Work to be completed
Quote every line of the data below as it stands, omitting pictures.
═══
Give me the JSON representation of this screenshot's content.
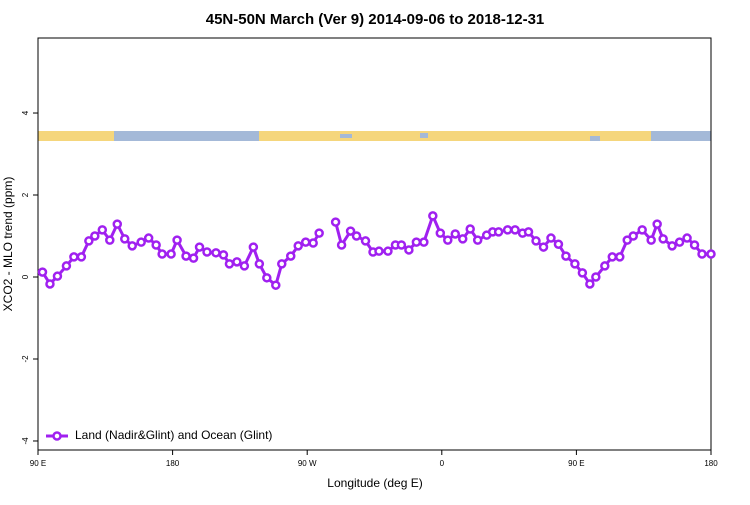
{
  "chart_data": {
    "type": "line",
    "title": "45N-50N March (Ver 9)   2014-09-06 to 2018-12-31",
    "x_label": "Longitude (deg E)",
    "y_label": "XCO2 - MLO trend (ppm)",
    "x": [
      93,
      98,
      103,
      109,
      114,
      119,
      124,
      128,
      133,
      138,
      143,
      148,
      153,
      159,
      164,
      169,
      173,
      179,
      183,
      189,
      194,
      198,
      203,
      209,
      214,
      218,
      223,
      228,
      234,
      238,
      243,
      249,
      253,
      259,
      264,
      269,
      274,
      278,
      283,
      289,
      293,
      299,
      303,
      309,
      314,
      318,
      324,
      329,
      333,
      338,
      343,
      348,
      354,
      359,
      364,
      369,
      374,
      379,
      384,
      390,
      394,
      398,
      404,
      409,
      414,
      418,
      423,
      428,
      433,
      438,
      443,
      449,
      454,
      459,
      463,
      469,
      474,
      479,
      484,
      488,
      494,
      500,
      504,
      508,
      514,
      519,
      524,
      529,
      534,
      540
    ],
    "series": [
      {
        "name": "Land (Nadir&Glint) and Ocean (Glint)",
        "color": "#a020f0",
        "values": [
          0.12,
          -0.17,
          0.02,
          0.27,
          0.49,
          0.49,
          0.88,
          1.0,
          1.15,
          0.9,
          1.29,
          0.93,
          0.76,
          0.85,
          0.95,
          0.78,
          0.56,
          0.56,
          0.9,
          0.51,
          0.46,
          0.73,
          0.61,
          0.59,
          0.54,
          0.32,
          0.37,
          0.27,
          0.73,
          0.32,
          -0.02,
          -0.2,
          0.32,
          0.51,
          0.76,
          0.85,
          0.83,
          1.07,
          null,
          1.34,
          0.78,
          1.12,
          1.0,
          0.88,
          0.61,
          0.63,
          0.63,
          0.78,
          0.78,
          0.66,
          0.85,
          0.85,
          1.49,
          1.07,
          0.9,
          1.05,
          0.93,
          1.17,
          0.9,
          1.02,
          1.1,
          1.1,
          1.15,
          1.15,
          1.07,
          1.1,
          0.88,
          0.73,
          0.95,
          0.8,
          0.51,
          0.32,
          0.1,
          -0.17,
          0,
          0.27,
          0.49,
          0.49,
          0.9,
          1.0,
          1.15,
          0.9,
          1.29,
          0.93,
          0.76,
          0.85,
          0.95,
          0.78,
          0.56,
          0.56
        ]
      }
    ],
    "xlim": [
      90,
      540
    ],
    "xticks": [
      {
        "value": 90,
        "label": "90 E"
      },
      180,
      {
        "value": 270,
        "label": "90 W"
      },
      {
        "value": 360,
        "label": "0"
      },
      {
        "value": 450,
        "label": "90 E"
      },
      {
        "value": 540,
        "label": "180"
      }
    ],
    "ylim": [
      -4.22,
      5.83
    ],
    "yticks": [
      -4,
      -2,
      0,
      2,
      4
    ],
    "legend": "bottom-left"
  }
}
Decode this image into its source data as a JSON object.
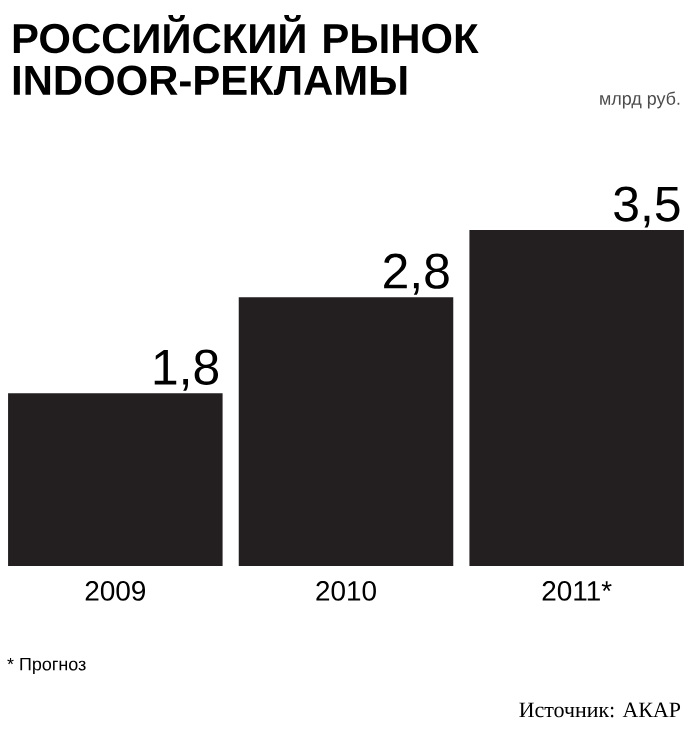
{
  "chart_data": {
    "type": "bar",
    "title": "РОССИЙСКИЙ РЫНОК INDOOR-РЕКЛАМЫ",
    "categories": [
      "2009",
      "2010",
      "2011*"
    ],
    "values": [
      1.8,
      2.8,
      3.5
    ],
    "value_labels": [
      "1,8",
      "2,8",
      "3,5"
    ],
    "color": "#231f20",
    "annotations": [
      "млрд руб.",
      "* Прогноз",
      "Источник: АКАР"
    ]
  }
}
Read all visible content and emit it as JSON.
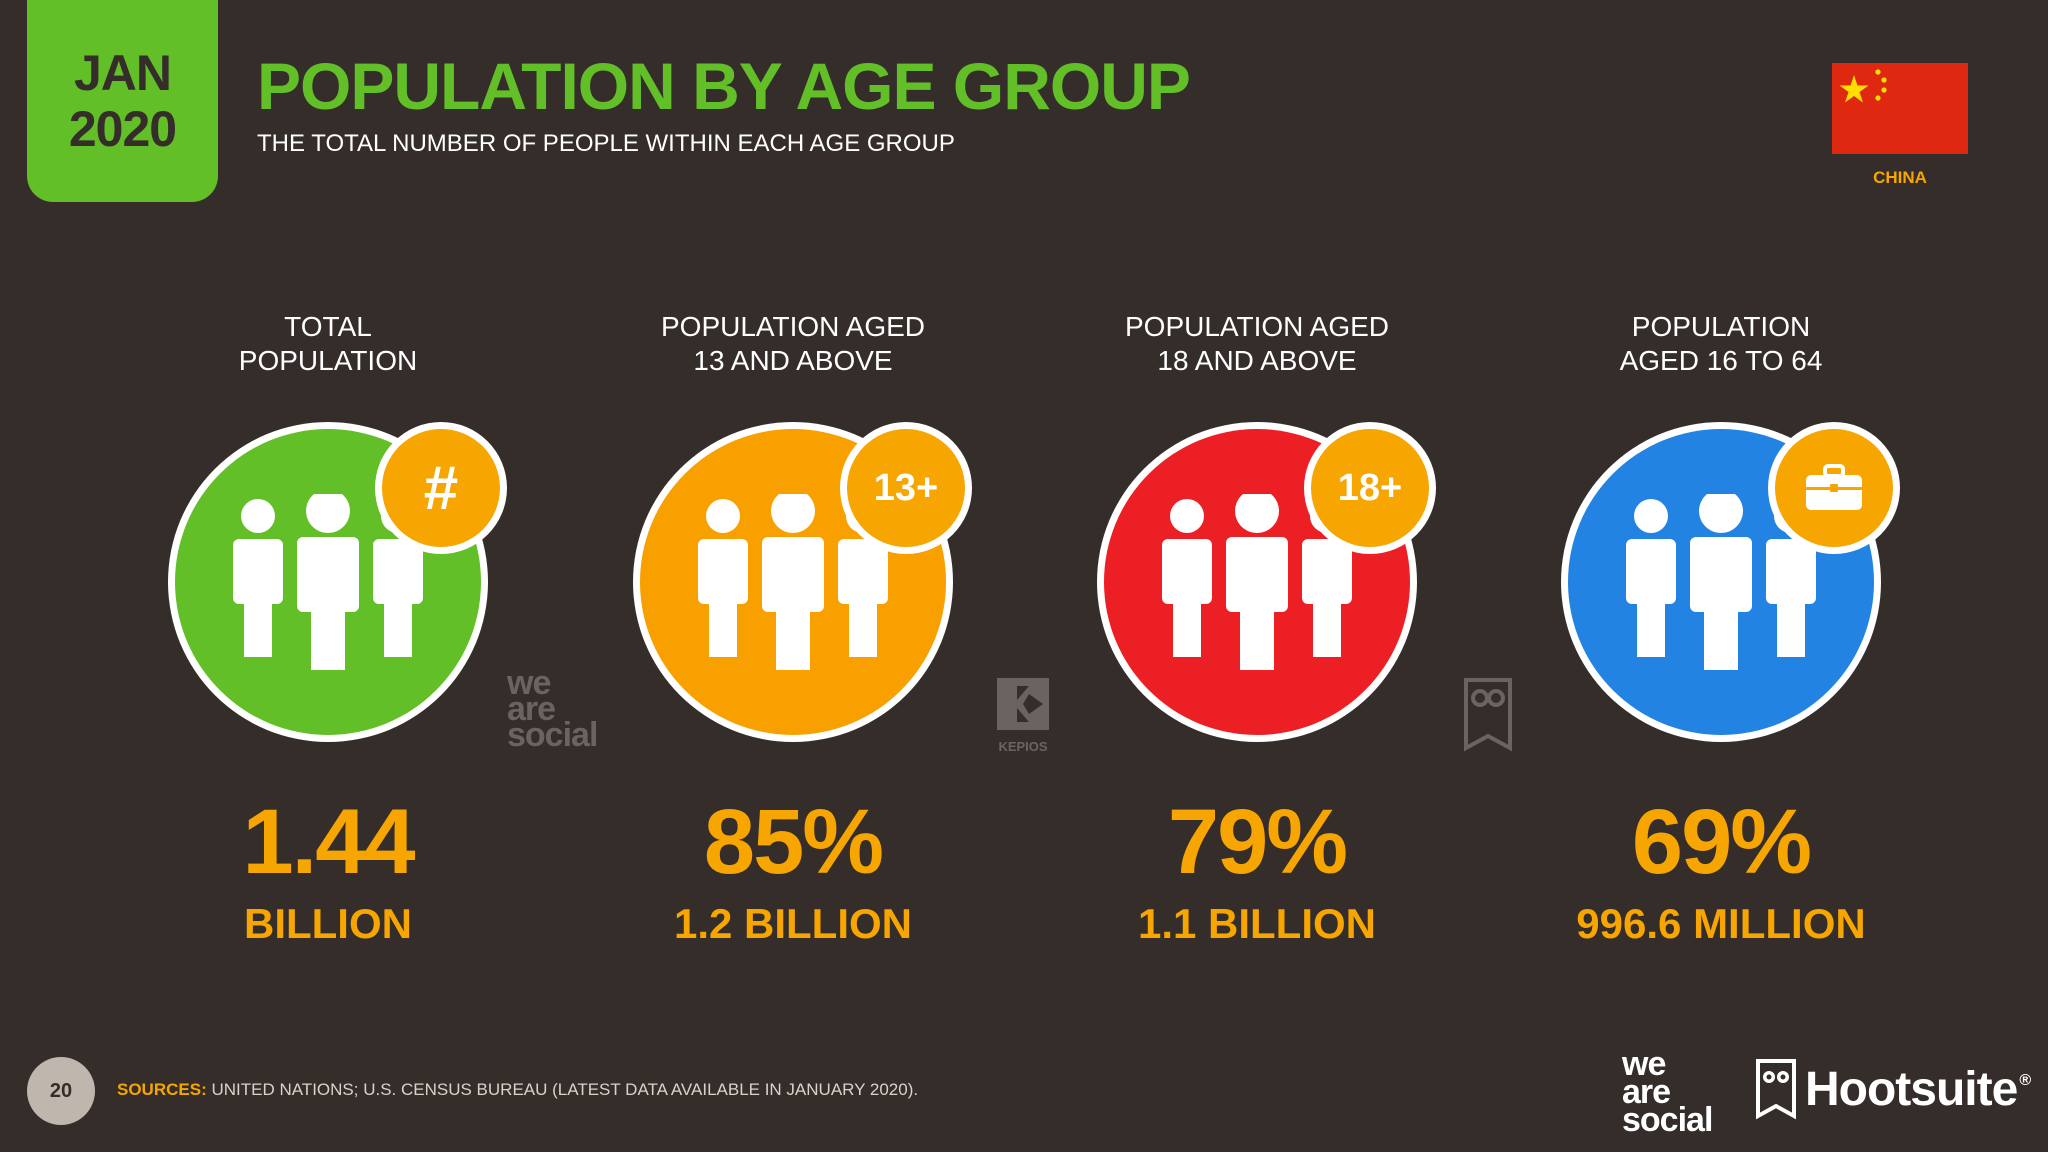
{
  "header": {
    "month": "JAN",
    "year": "2020",
    "title": "POPULATION BY AGE GROUP",
    "subtitle": "THE TOTAL NUMBER OF PEOPLE WITHIN EACH AGE GROUP",
    "country": "CHINA",
    "flag_icon": "china-flag-icon"
  },
  "columns": [
    {
      "label_l1": "TOTAL",
      "label_l2": "POPULATION",
      "big": "1.44",
      "sub": "BILLION",
      "color": "#62bf28",
      "badge_text": "#",
      "badge_icon": "hash-icon"
    },
    {
      "label_l1": "POPULATION AGED",
      "label_l2": "13 AND ABOVE",
      "big": "85%",
      "sub": "1.2 BILLION",
      "color": "#f7a000",
      "badge_text": "13+",
      "badge_icon": "age-13-plus-icon"
    },
    {
      "label_l1": "POPULATION AGED",
      "label_l2": "18 AND ABOVE",
      "big": "79%",
      "sub": "1.1 BILLION",
      "color": "#ec1f25",
      "badge_text": "18+",
      "badge_icon": "age-18-plus-icon"
    },
    {
      "label_l1": "POPULATION",
      "label_l2": "AGED 16 TO 64",
      "big": "69%",
      "sub": "996.6 MILLION",
      "color": "#2383e2",
      "badge_text": "",
      "badge_icon": "briefcase-icon"
    }
  ],
  "watermarks": {
    "wearesocial": [
      "we",
      "are",
      "social"
    ],
    "kepios": "KEPIOS"
  },
  "footer": {
    "page_number": "20",
    "sources_label": "SOURCES:",
    "sources_text": " UNITED NATIONS; U.S. CENSUS BUREAU (LATEST DATA AVAILABLE IN JANUARY 2020).",
    "brand1": [
      "we",
      "are",
      "social"
    ],
    "brand2": "Hootsuite",
    "brand2_mark": "®"
  }
}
═══
Written solution
Give me the JSON representation of this screenshot's content.
{
  "chart_data": {
    "type": "line",
    "title": "45N-50N March (Ver 9)   2014-09-06 to 2018-12-31",
    "x_label": "Longitude (deg E)",
    "y_label": "XCO2 - MLO trend (ppm)",
    "x": [
      93,
      98,
      103,
      109,
      114,
      119,
      124,
      128,
      133,
      138,
      143,
      148,
      153,
      159,
      164,
      169,
      173,
      179,
      183,
      189,
      194,
      198,
      203,
      209,
      214,
      218,
      223,
      228,
      234,
      238,
      243,
      249,
      253,
      259,
      264,
      269,
      274,
      278,
      283,
      289,
      293,
      299,
      303,
      309,
      314,
      318,
      324,
      329,
      333,
      338,
      343,
      348,
      354,
      359,
      364,
      369,
      374,
      379,
      384,
      390,
      394,
      398,
      404,
      409,
      414,
      418,
      423,
      428,
      433,
      438,
      443,
      449,
      454,
      459,
      463,
      469,
      474,
      479,
      484,
      488,
      494,
      500,
      504,
      508,
      514,
      519,
      524,
      529,
      534,
      540
    ],
    "series": [
      {
        "name": "Land (Nadir&Glint) and Ocean (Glint)",
        "color": "#a020f0",
        "values": [
          0.12,
          -0.17,
          0.02,
          0.27,
          0.49,
          0.49,
          0.88,
          1.0,
          1.15,
          0.9,
          1.29,
          0.93,
          0.76,
          0.85,
          0.95,
          0.78,
          0.56,
          0.56,
          0.9,
          0.51,
          0.46,
          0.73,
          0.61,
          0.59,
          0.54,
          0.32,
          0.37,
          0.27,
          0.73,
          0.32,
          -0.02,
          -0.2,
          0.32,
          0.51,
          0.76,
          0.85,
          0.83,
          1.07,
          null,
          1.34,
          0.78,
          1.12,
          1.0,
          0.88,
          0.61,
          0.63,
          0.63,
          0.78,
          0.78,
          0.66,
          0.85,
          0.85,
          1.49,
          1.07,
          0.9,
          1.05,
          0.93,
          1.17,
          0.9,
          1.02,
          1.1,
          1.1,
          1.15,
          1.15,
          1.07,
          1.1,
          0.88,
          0.73,
          0.95,
          0.8,
          0.51,
          0.32,
          0.1,
          -0.17,
          0,
          0.27,
          0.49,
          0.49,
          0.9,
          1.0,
          1.15,
          0.9,
          1.29,
          0.93,
          0.76,
          0.85,
          0.95,
          0.78,
          0.56,
          0.56
        ]
      }
    ],
    "xlim": [
      90,
      540
    ],
    "xticks": [
      {
        "value": 90,
        "label": "90 E"
      },
      180,
      {
        "value": 270,
        "label": "90 W"
      },
      {
        "value": 360,
        "label": "0"
      },
      {
        "value": 450,
        "label": "90 E"
      },
      {
        "value": 540,
        "label": "180"
      }
    ],
    "ylim": [
      -4.22,
      5.83
    ],
    "yticks": [
      -4,
      -2,
      0,
      2,
      4
    ],
    "legend": "bottom-left"
  }
}
Decode this image into its source data as a JSON object.
{
  "chart_data": {
    "type": "bar",
    "title": "РОССИЙСКИЙ РЫНОК INDOOR-РЕКЛАМЫ",
    "categories": [
      "2009",
      "2010",
      "2011*"
    ],
    "values": [
      1.8,
      2.8,
      3.5
    ],
    "value_labels": [
      "1,8",
      "2,8",
      "3,5"
    ],
    "color": "#231f20",
    "annotations": [
      "млрд руб.",
      "* Прогноз",
      "Источник: АКАР"
    ]
  }
}
Read all visible content and emit it as JSON.
{
  "header": {
    "month": "JAN",
    "year": "2020",
    "title": "POPULATION BY AGE GROUP",
    "subtitle": "THE TOTAL NUMBER OF PEOPLE WITHIN EACH AGE GROUP",
    "country": "CHINA",
    "flag_icon": "china-flag-icon"
  },
  "columns": [
    {
      "label_l1": "TOTAL",
      "label_l2": "POPULATION",
      "big": "1.44",
      "sub": "BILLION",
      "color": "#62bf28",
      "badge_text": "#",
      "badge_icon": "hash-icon"
    },
    {
      "label_l1": "POPULATION AGED",
      "label_l2": "13 AND ABOVE",
      "big": "85%",
      "sub": "1.2 BILLION",
      "color": "#f7a000",
      "badge_text": "13+",
      "badge_icon": "age-13-plus-icon"
    },
    {
      "label_l1": "POPULATION AGED",
      "label_l2": "18 AND ABOVE",
      "big": "79%",
      "sub": "1.1 BILLION",
      "color": "#ec1f25",
      "badge_text": "18+",
      "badge_icon": "age-18-plus-icon"
    },
    {
      "label_l1": "POPULATION",
      "label_l2": "AGED 16 TO 64",
      "big": "69%",
      "sub": "996.6 MILLION",
      "color": "#2383e2",
      "badge_text": "",
      "badge_icon": "briefcase-icon"
    }
  ],
  "watermarks": {
    "wearesocial": [
      "we",
      "are",
      "social"
    ],
    "kepios": "KEPIOS"
  },
  "footer": {
    "page_number": "20",
    "sources_label": "SOURCES:",
    "sources_text": " UNITED NATIONS; U.S. CENSUS BUREAU (LATEST DATA AVAILABLE IN JANUARY 2020).",
    "brand1": [
      "we",
      "are",
      "social"
    ],
    "brand2": "Hootsuite",
    "brand2_mark": "®"
  }
}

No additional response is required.